- **Your goal**: In the entries below, identify every line with the string "comment" and copy it.

- **Exercise materials**:
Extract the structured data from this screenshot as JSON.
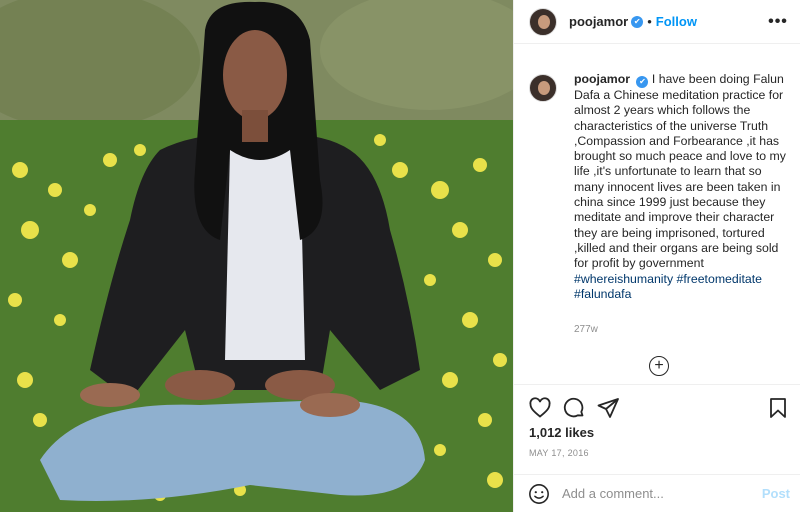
{
  "post": {
    "username": "poojamor",
    "verified_mark": "✔",
    "separator": "•",
    "follow_label": "Follow",
    "more_label": "•••",
    "caption_text": "I have been doing Falun Dafa a Chinese meditation practice for almost 2 years which follows the characteristics of the universe Truth ,Compassion and Forbearance ,it has brought so much peace and love to my life ,it's unfortunate to learn that so many innocent lives are been taken in china since 1999 just because they meditate and improve their character they are being imprisoned, tortured ,killed and their organs are being sold for profit by government",
    "hashtags": [
      "#whereishumanity",
      "#freetomeditate",
      "#falundafa"
    ],
    "age": "277w",
    "load_more_label": "+",
    "likes": "1,012 likes",
    "date": "MAY 17, 2016",
    "comment_placeholder": "Add a comment...",
    "post_label": "Post"
  },
  "icons": {
    "like": "heart-icon",
    "comment": "comment-icon",
    "share": "share-icon",
    "save": "bookmark-icon",
    "emoji": "emoji-icon"
  },
  "colors": {
    "accent": "#0095f6",
    "verified": "#3897f0",
    "hashtag": "#00376b",
    "muted": "#8e8e8e",
    "post_disabled": "#b2dffc"
  }
}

- **Task solution**:
    "comment_placeholder": "Add a comment...",
    "comment": "comment-icon",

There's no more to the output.